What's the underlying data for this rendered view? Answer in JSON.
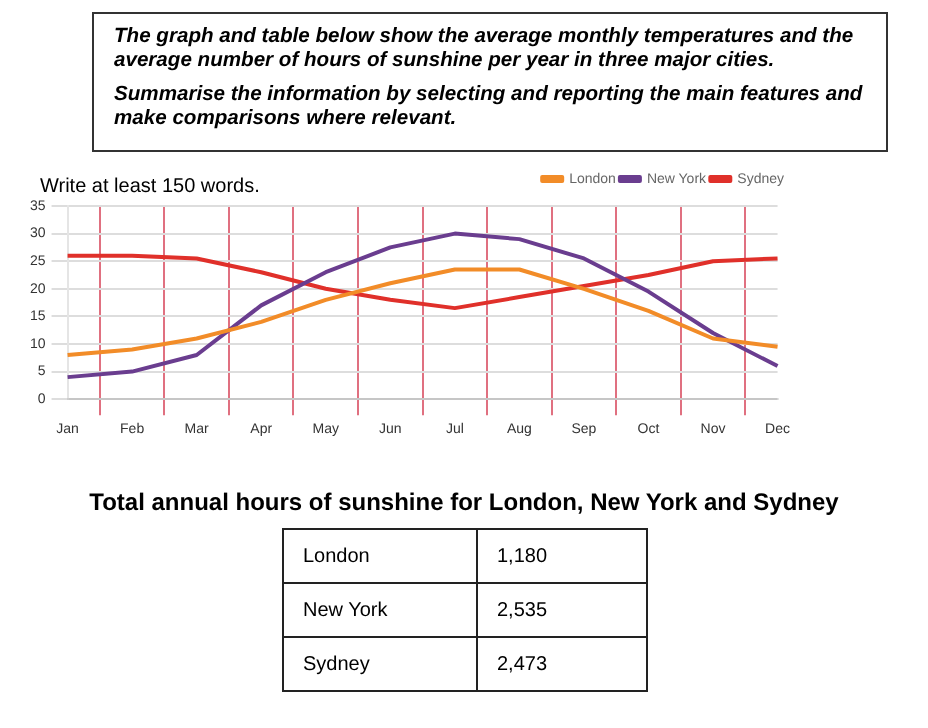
{
  "chart_data": [
    {
      "type": "line",
      "annotations": [
        "The graph and table below show the average monthly temperatures and the average number of hours of sunshine per year in three major cities.",
        "Summarise the information by selecting and reporting the main features and make comparisons where relevant.",
        "Write at least 150 words."
      ],
      "categories": [
        "Jan",
        "Feb",
        "Mar",
        "Apr",
        "May",
        "Jun",
        "Jul",
        "Aug",
        "Sep",
        "Oct",
        "Nov",
        "Dec"
      ],
      "series": [
        {
          "name": "London",
          "color": "#f28c28",
          "values": [
            8,
            9,
            11,
            14,
            18,
            21,
            23.5,
            23.5,
            20,
            16,
            11,
            9.5
          ]
        },
        {
          "name": "New York",
          "color": "#6a3d8f",
          "values": [
            4,
            5,
            8,
            17,
            23,
            27.5,
            30,
            29,
            25.5,
            19.5,
            12,
            6
          ]
        },
        {
          "name": "Sydney",
          "color": "#e0302a",
          "values": [
            26,
            26,
            25.5,
            23,
            20,
            18,
            16.5,
            18.5,
            20.5,
            22.5,
            25,
            25.5
          ]
        }
      ],
      "ylim": [
        0,
        35
      ],
      "yticks": [
        0,
        5,
        10,
        15,
        20,
        25,
        30,
        35
      ],
      "grid": true,
      "legend": "top right",
      "marker": "none",
      "line_style": "solid"
    },
    {
      "type": "other",
      "title": "Total annual hours of sunshine for London, New York and Sydney",
      "categories": [
        "London",
        "New York",
        "Sydney"
      ],
      "value_labels": [
        "1,180",
        "2,535",
        "2,473"
      ]
    }
  ]
}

WRITTEN REQUEST
Find every line in the records above that contains the word "sunshine", and copy each one.

SOLUTION TO THIS PROBLEM
        "The graph and table below show the average monthly temperatures and the average number of hours of sunshine per year in three major cities.",
      "title": "Total annual hours of sunshine for London, New York and Sydney",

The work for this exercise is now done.